start Material for the task

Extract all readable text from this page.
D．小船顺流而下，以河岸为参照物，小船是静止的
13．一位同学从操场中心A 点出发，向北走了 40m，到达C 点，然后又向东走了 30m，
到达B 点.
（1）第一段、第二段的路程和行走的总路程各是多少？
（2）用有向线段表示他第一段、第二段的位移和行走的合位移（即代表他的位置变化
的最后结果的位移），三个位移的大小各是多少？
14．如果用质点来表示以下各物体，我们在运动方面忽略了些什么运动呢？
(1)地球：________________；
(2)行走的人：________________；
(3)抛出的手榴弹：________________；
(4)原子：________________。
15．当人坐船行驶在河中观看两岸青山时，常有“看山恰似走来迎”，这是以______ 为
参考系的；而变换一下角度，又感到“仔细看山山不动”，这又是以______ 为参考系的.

end Material for the task

### What the exercise asks
Transcribe every record above exactly as it appears.

### Response below
Extract all readable text from this page.
D．小船顺流而下，以河岸为参照物，小船是静止的
13．一位同学从操场中心A 点出发，向北走了 40m，到达C 点，然后又向东走了 30m，
到达B 点.
（1）第一段、第二段的路程和行走的总路程各是多少？
（2）用有向线段表示他第一段、第二段的位移和行走的合位移（即代表他的位置变化
的最后结果的位移），三个位移的大小各是多少？
14．如果用质点来表示以下各物体，我们在运动方面忽略了些什么运动呢？
(1)地球：________________；
(2)行走的人：________________；
(3)抛出的手榴弹：________________；
(4)原子：________________。
15．当人坐船行驶在河中观看两岸青山时，常有“看山恰似走来迎”，这是以______ 为
参考系的；而变换一下角度，又感到“仔细看山山不动”，这又是以______ 为参考系的.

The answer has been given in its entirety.